**VORGEGEBENER TEXT:**
════════════════

Von kai agthe 23.05.2014, 08:44
Was Nietzsche und die Expressionisten vom Krieg hielten, zeigt die Schau von Jens-Fietje Dwars.
Was Nietzsche und die Expressionisten vom Krieg hielten, zeigt die Schau von Jens-Fietje Dwars. torsten biel Lizenz

naumburg/MZ - Mit dem „Zarathustra“ als geistiger Wegzehrung im Tornister soll der deutsche Soldat in den Ersten Weltkrieg gezogen sein. Jenes Kultbuch der Jugend um 1900, das zu Lebzeiten seines Autors wie Blei in den Regalen lag. Nietzsches „Also sprach Zarathustra“ erschien in vier Teilen (1883-1885) - der letzte gleichsam unter Ausschluss der Öffentlichkeit: als Privatdruck.

Aber was ist dran an der Mär, dass der Landser im Ersten Weltkrieg neben Dauerwurst und Socken auch Nietzsches „Zarathustra“ bei sich führte? „In den fünf Kriegsjahren“, so ist eingangs der Schau „Nietzsche, Expressionismus, Weltkrieg“ in Naumburg über das Buch zu erfahren, „verdoppelte sich der Absatz bis Ende 1918 auf 224 000 Exemplare, davon 54 000 Kriegsausgaben in derbem Leinen.“ Die Zahlen sprechen für sich, gewiss. Allerdings lässt sich nicht sagen, ob all diese Bücher wirklich mit Inbrunst gelesen wurden. In einer Vitrine sind diverse „Zarathustra“-Ausgaben zu sehen, so auch die Prachtausgabe Henry van de Veldes von 1908 – nur besagte Feldausgabe fehlt leider.

Dass Nietzsches Schrift überhaupt als soldatische Erbauungsschrift verbreitet wurde, verdankt sich wohl Passagen wie dieser: „Der Mann soll zum Kriege erzogen werden und das Weib zur Erholung des Kriegers.“ Das freilich klingt heute unfreiwillig komisch.

════════════════

**VORLIEGENDE DATEN:**
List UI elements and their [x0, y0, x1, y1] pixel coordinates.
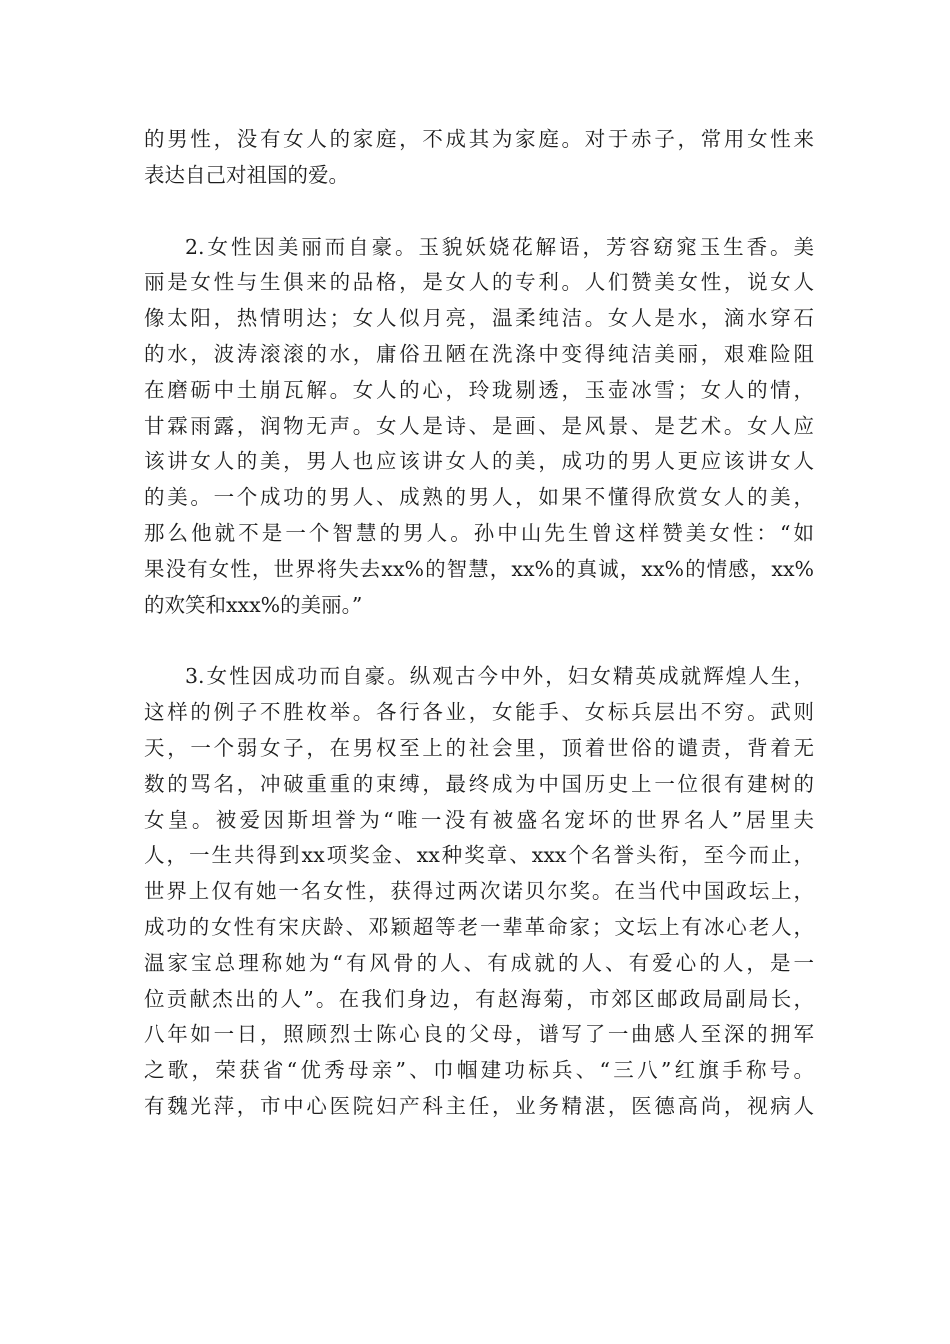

════════════════

**AUFGABE 1:**
Auf wie viele Exemplare verdoppelte sich laut dem Text über die Naumburger Ausstellung der Absatz des „Zarathustra“ bis Ende 1918?
**AUFGABE 2:**
Schreiben Sie aus dem Text über die Naumburger Ausstellung den Abschnitt wortgetreu ab, der mit den Worten „Von kai agthe“ einsetzt und mit „Öffentlichkeit: als Privatdruck.“ schließt.

**ERWARTETE ANTWORT 1:**
Auf 224 000 Exemplare.

**ERWARTETE ANTWORT 2:**
Von kai agthe 23.05.2014, 08:44
Was Nietzsche und die Expressionisten vom Krieg hielten, zeigt die Schau von Jens-Fietje Dwars.
Was Nietzsche und die Expressionisten vom Krieg hielten, zeigt die Schau von Jens-Fietje Dwars. torsten biel Lizenz

naumburg/MZ - Mit dem „Zarathustra“ als geistiger Wegzehrung im Tornister soll der deutsche Soldat in den Ersten Weltkrieg gezogen sein. Jenes Kultbuch der Jugend um 1900, das zu Lebzeiten seines Autors wie Blei in den Regalen lag. Nietzsches „Also sprach Zarathustra“ erschien in vier Teilen (1883-1885) - der letzte gleichsam unter Ausschluss der Öffentlichkeit: als Privatdruck.